> _GOAL_: Pick out every line in the data below that holds "나머지는".

___

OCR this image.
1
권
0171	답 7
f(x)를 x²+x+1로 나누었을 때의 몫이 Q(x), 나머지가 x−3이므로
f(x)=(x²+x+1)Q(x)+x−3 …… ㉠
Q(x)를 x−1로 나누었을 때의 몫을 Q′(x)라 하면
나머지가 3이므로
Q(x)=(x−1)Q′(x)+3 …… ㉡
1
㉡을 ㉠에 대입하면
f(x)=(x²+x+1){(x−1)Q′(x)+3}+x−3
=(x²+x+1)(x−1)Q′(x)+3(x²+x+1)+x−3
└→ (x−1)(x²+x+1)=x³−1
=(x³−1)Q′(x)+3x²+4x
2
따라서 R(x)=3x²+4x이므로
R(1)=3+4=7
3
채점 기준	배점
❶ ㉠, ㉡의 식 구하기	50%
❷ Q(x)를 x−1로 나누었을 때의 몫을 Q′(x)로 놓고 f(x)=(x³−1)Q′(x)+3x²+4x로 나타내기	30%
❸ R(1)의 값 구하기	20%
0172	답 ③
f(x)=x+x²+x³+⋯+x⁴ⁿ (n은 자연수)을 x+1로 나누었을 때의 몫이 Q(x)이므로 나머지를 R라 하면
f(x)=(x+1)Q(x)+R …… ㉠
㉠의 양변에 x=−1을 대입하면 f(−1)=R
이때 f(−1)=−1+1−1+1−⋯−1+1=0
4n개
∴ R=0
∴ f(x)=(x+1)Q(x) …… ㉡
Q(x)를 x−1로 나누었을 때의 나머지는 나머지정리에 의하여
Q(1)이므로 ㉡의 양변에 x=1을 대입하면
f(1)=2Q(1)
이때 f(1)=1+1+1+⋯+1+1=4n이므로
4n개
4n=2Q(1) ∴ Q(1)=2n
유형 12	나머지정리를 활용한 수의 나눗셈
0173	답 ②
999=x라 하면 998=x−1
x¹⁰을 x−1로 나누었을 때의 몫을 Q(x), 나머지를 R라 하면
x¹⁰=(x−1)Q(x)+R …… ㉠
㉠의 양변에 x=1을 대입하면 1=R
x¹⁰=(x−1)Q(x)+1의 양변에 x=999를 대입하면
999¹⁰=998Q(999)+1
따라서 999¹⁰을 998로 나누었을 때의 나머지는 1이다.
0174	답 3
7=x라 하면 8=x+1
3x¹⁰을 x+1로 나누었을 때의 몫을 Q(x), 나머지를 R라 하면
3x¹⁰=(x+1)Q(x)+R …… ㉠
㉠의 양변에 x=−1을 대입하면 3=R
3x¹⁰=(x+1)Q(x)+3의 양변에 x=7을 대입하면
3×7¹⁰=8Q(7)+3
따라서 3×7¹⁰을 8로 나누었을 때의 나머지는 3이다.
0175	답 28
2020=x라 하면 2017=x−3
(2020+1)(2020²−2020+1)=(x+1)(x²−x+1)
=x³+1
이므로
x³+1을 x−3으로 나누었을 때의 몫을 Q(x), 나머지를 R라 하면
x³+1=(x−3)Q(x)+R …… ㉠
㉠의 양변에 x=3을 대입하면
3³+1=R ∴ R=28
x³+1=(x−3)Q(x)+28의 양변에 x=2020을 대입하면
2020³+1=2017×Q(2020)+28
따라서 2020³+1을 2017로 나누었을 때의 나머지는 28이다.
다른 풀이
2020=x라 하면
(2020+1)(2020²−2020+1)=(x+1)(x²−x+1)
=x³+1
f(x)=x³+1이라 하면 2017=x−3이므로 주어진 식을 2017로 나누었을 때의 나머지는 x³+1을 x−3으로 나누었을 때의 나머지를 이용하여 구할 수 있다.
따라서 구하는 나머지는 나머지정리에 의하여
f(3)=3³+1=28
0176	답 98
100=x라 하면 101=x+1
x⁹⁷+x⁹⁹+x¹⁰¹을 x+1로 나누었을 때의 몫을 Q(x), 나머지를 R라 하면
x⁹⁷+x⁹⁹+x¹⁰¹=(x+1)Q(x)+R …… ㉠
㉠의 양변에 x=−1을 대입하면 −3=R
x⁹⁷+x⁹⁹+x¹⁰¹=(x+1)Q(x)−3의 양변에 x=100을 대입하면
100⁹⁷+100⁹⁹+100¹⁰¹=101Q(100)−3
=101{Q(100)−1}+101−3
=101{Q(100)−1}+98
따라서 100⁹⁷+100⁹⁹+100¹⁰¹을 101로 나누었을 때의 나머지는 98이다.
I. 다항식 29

___

> _FINISHED EXERCISE_:
Q(x)를 x−1로 나누었을 때의 나머지는 나머지정리에 의하여
따라서 999¹⁰을 998로 나누었을 때의 나머지는 1이다.
따라서 3×7¹⁰을 8로 나누었을 때의 나머지는 3이다.
따라서 2020³+1을 2017로 나누었을 때의 나머지는 28이다.
f(x)=x³+1이라 하면 2017=x−3이므로 주어진 식을 2017로 나누었을 때의 나머지는 x³+1을 x−3으로 나누었을 때의 나머지를 이용하여 구할 수 있다.
따라서 구하는 나머지는 나머지정리에 의하여
따라서 100⁹⁷+100⁹⁹+100¹⁰¹을 101로 나누었을 때의 나머지는 98이다.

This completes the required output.